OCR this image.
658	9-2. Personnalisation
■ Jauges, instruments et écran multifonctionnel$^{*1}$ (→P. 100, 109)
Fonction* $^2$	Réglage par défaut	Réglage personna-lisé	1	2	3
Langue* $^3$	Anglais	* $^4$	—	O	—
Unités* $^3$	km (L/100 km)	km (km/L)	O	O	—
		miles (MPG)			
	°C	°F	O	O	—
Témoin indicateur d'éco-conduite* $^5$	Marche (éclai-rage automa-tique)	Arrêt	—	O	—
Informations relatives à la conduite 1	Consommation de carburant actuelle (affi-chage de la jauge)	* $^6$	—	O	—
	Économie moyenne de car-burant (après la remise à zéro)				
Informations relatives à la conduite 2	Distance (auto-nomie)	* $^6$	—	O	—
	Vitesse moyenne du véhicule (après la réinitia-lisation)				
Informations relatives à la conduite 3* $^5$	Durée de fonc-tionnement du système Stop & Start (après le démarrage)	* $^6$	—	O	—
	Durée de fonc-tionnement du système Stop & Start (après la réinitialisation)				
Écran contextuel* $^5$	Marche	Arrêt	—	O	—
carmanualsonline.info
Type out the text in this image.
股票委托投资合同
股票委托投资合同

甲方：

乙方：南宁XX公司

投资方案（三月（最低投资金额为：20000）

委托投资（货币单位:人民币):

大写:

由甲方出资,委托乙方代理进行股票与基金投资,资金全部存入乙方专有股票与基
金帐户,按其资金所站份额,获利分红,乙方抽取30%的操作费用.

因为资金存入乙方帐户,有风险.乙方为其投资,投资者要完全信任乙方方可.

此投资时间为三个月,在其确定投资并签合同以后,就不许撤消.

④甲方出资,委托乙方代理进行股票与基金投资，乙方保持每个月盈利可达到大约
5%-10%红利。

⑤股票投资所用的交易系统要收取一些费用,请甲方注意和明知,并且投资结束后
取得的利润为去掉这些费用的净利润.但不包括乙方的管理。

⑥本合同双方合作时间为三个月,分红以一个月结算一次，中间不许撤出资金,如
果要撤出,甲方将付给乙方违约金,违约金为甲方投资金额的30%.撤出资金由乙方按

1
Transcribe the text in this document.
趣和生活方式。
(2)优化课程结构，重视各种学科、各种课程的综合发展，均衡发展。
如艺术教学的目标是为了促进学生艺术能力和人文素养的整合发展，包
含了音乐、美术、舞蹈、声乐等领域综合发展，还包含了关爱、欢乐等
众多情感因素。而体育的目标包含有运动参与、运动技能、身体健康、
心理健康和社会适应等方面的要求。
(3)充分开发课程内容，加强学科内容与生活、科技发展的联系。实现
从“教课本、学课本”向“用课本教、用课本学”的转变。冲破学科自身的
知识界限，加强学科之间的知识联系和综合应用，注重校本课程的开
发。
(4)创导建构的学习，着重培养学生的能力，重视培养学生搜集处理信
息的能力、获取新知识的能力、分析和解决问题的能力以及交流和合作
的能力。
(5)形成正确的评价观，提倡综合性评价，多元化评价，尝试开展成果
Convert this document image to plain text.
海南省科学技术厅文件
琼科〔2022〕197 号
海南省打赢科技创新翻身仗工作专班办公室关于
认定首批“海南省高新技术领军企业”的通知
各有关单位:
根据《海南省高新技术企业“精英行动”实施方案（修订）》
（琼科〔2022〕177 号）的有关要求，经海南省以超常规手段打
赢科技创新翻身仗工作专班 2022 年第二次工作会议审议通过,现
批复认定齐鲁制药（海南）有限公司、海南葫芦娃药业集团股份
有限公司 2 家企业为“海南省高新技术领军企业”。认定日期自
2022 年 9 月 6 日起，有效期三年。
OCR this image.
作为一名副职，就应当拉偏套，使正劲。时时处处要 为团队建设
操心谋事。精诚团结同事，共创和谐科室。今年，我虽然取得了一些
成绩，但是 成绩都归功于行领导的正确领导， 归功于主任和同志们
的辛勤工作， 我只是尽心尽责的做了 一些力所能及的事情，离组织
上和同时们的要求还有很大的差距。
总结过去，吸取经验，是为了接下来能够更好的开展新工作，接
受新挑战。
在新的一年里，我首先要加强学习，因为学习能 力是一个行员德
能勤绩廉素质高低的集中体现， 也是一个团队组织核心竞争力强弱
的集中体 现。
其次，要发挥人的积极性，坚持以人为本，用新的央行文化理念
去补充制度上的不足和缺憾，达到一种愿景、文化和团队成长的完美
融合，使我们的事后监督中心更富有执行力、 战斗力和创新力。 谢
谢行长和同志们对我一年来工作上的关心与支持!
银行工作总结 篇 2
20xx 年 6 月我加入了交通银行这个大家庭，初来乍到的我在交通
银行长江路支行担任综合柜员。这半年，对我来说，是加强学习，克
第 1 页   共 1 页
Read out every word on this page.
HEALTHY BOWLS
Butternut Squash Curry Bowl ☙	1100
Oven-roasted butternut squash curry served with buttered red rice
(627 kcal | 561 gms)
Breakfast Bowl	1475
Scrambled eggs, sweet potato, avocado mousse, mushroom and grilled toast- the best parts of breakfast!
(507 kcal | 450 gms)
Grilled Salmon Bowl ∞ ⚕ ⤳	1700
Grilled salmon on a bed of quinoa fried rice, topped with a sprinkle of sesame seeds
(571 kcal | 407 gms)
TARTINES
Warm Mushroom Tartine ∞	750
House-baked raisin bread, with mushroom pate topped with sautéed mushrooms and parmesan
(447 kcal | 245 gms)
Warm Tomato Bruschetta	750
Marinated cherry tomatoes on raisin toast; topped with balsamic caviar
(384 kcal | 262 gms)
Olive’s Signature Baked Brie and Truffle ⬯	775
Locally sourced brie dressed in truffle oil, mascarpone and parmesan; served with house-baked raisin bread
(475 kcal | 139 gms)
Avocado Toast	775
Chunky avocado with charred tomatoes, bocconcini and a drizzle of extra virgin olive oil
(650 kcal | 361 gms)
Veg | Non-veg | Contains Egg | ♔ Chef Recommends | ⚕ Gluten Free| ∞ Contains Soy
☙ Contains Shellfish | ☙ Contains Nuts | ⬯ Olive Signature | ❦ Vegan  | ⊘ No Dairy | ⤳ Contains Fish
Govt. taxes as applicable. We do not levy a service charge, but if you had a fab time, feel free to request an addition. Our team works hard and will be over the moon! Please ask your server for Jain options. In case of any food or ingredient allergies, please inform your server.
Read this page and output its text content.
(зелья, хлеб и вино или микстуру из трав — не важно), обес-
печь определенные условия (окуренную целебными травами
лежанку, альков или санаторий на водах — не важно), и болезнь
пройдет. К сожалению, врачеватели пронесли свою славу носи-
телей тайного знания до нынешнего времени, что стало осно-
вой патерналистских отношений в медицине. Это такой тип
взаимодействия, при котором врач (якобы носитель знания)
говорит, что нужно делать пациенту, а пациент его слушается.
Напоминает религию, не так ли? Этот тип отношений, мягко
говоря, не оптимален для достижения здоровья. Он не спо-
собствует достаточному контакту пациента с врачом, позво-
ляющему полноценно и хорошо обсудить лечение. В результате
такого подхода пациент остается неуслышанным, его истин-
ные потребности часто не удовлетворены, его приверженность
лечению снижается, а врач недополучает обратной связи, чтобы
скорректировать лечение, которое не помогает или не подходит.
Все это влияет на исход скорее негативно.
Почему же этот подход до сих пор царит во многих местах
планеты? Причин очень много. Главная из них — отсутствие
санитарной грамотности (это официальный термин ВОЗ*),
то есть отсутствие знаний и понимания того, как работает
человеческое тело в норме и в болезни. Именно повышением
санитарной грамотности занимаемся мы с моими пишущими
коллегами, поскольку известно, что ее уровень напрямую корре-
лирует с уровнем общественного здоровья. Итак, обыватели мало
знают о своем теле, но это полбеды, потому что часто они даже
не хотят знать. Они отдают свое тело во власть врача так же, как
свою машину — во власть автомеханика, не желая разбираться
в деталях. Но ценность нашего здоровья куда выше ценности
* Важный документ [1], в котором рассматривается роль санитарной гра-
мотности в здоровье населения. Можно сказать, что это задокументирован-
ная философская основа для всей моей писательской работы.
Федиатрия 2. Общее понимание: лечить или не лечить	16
################
GOAL:
Of the lines above, how many hold the word "rice"? Say the number alone.

RESULT OF THE TASK:
2